>> Begin Given data

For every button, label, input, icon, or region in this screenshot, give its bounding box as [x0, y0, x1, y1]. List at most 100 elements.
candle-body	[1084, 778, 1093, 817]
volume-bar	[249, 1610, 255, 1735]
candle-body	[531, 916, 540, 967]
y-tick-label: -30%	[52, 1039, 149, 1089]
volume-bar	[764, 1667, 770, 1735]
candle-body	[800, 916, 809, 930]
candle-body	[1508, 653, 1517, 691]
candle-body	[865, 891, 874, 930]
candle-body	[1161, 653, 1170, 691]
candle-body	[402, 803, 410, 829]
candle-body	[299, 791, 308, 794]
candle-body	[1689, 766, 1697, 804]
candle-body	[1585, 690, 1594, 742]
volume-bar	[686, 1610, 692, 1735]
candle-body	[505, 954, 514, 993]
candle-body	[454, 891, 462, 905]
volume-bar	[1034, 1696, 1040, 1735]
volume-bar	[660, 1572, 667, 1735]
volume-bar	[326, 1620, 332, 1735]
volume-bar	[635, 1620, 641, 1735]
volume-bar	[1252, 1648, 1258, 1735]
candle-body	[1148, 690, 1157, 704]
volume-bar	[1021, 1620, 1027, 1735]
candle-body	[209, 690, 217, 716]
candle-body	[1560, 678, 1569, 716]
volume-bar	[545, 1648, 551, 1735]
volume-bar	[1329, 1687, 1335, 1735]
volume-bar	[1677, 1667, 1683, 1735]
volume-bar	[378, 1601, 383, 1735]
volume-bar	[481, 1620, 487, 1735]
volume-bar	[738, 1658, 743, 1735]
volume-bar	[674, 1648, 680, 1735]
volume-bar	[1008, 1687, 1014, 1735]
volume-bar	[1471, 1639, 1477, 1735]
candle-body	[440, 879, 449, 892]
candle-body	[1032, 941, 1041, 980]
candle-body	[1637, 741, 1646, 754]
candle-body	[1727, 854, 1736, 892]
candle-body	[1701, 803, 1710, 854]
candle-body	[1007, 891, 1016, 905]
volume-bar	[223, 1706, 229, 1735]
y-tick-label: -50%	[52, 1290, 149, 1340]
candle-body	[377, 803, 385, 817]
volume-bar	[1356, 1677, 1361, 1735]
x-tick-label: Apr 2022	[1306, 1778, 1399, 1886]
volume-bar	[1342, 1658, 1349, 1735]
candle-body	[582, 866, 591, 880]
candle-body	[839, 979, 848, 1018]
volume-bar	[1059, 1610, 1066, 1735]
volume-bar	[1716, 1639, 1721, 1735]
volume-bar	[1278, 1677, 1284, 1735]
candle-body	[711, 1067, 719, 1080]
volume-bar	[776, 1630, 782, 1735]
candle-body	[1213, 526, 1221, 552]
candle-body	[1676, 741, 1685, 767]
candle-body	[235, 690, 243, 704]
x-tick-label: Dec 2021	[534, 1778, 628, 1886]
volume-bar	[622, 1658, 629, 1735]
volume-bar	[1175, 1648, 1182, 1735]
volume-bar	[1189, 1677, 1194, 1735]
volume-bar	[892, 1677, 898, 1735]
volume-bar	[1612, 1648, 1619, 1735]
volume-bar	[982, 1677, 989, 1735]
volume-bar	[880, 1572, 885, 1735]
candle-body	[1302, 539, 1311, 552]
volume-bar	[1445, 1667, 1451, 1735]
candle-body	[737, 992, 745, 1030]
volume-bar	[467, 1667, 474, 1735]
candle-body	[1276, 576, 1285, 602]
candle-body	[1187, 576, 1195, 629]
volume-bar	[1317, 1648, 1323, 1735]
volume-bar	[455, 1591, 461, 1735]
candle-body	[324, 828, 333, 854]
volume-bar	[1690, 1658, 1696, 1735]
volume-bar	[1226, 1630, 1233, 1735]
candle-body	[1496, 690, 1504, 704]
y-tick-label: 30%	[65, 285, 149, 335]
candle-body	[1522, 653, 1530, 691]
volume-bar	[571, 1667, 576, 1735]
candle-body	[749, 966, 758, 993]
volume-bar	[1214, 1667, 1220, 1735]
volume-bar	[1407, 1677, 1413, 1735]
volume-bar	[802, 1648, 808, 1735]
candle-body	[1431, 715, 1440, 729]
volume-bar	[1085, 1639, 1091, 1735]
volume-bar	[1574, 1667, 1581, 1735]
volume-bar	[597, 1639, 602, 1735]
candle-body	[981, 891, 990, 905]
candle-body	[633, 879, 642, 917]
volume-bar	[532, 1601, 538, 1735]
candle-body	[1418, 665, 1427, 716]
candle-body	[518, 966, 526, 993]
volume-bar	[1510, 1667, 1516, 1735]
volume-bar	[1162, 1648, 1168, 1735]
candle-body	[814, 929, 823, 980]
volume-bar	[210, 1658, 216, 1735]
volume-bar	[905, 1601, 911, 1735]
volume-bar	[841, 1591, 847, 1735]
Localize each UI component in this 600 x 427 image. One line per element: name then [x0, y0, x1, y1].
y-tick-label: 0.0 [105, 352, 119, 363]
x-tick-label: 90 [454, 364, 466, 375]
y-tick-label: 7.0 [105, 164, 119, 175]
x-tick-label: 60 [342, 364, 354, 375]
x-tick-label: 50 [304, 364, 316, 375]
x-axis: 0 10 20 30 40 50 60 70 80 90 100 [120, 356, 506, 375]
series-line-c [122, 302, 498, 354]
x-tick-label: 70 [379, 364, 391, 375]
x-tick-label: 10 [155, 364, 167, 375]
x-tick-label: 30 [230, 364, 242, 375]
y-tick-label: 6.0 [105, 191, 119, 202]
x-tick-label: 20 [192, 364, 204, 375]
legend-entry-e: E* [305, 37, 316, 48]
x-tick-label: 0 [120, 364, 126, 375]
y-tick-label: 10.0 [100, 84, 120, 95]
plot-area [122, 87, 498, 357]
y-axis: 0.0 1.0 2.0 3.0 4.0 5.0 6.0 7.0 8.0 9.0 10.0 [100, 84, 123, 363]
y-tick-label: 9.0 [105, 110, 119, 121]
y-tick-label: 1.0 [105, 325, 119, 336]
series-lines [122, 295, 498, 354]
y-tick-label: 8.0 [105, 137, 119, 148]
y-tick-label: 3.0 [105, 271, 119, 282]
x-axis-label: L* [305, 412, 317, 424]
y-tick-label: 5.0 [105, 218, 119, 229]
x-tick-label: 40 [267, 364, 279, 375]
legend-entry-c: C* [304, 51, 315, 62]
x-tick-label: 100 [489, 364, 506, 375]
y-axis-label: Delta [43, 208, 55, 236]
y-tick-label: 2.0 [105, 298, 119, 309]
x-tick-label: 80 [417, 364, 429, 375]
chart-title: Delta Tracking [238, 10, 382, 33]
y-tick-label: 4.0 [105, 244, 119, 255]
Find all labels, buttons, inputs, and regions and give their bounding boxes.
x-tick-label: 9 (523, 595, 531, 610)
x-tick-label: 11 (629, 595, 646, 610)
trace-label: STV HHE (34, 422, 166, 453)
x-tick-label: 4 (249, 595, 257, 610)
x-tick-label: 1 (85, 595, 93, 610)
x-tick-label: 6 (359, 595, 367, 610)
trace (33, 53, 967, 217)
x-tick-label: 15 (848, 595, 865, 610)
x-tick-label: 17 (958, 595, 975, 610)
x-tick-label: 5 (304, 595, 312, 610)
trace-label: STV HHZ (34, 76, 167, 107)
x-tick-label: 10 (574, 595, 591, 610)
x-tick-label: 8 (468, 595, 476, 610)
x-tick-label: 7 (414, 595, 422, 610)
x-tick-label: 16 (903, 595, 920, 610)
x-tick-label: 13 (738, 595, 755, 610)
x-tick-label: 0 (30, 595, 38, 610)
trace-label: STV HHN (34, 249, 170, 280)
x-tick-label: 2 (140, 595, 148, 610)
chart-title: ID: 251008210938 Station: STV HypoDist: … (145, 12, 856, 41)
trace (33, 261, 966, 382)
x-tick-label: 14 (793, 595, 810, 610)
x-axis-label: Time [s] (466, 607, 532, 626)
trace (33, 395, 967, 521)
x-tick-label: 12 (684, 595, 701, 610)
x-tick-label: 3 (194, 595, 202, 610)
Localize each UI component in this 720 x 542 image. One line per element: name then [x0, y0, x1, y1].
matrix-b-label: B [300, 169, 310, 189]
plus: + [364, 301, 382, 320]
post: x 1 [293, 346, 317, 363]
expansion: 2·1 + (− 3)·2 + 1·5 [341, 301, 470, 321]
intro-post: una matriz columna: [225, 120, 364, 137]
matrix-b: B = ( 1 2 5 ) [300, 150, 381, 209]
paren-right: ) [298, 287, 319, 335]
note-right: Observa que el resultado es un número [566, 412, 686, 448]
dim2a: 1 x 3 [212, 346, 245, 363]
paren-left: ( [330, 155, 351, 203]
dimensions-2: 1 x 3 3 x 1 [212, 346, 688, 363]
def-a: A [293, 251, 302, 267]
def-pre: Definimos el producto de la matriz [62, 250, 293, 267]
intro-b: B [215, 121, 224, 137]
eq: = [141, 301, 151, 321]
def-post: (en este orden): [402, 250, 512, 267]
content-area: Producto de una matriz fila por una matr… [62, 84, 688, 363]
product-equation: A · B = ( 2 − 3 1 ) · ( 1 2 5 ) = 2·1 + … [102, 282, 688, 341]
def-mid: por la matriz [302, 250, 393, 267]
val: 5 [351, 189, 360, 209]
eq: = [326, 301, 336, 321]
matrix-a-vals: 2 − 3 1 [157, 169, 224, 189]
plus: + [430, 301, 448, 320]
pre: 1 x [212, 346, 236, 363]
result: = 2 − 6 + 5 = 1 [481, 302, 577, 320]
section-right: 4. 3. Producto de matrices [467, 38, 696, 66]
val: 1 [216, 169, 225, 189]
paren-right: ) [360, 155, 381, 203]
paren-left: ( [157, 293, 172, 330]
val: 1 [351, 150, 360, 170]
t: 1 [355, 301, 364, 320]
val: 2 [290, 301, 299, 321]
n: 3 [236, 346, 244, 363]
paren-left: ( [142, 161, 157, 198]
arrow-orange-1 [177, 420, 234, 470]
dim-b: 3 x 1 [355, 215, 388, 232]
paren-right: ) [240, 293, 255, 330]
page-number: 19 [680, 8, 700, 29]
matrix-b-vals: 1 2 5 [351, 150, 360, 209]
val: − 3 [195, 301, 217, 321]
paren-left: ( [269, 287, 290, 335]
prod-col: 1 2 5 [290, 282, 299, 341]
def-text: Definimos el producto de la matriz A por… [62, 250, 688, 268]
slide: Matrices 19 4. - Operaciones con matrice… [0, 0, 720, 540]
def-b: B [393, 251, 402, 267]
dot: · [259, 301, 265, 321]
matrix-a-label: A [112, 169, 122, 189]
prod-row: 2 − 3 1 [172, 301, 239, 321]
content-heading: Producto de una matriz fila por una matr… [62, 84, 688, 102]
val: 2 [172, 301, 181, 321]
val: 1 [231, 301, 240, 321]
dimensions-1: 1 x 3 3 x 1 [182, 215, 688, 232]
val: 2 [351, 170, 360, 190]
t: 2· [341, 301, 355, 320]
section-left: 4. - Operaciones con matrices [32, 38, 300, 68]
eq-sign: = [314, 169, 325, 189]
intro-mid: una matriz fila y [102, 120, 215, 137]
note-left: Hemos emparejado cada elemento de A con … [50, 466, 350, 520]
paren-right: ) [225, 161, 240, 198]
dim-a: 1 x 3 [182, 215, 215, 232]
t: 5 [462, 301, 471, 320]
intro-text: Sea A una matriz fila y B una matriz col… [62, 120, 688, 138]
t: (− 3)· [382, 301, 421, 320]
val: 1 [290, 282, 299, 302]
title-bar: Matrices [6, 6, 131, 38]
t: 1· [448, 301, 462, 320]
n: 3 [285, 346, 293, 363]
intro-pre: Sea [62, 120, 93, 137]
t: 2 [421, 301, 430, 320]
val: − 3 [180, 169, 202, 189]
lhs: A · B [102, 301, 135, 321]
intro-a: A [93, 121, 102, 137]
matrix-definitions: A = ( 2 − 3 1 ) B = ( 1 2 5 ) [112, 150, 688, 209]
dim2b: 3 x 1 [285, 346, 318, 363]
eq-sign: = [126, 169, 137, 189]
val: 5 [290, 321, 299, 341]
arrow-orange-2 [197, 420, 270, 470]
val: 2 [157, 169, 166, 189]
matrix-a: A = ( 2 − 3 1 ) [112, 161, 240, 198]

>> End Given data

# Problem to work on
Pick out every line in the data above that contains the string "paren" and copy each of those lines in full.

# Reply to the task
paren-right: ) [298, 287, 319, 335]
paren-left: ( [330, 155, 351, 203]
paren-right: ) [360, 155, 381, 203]
paren-left: ( [157, 293, 172, 330]
paren-left: ( [142, 161, 157, 198]
paren-right: ) [240, 293, 255, 330]
paren-left: ( [269, 287, 290, 335]
paren-right: ) [225, 161, 240, 198]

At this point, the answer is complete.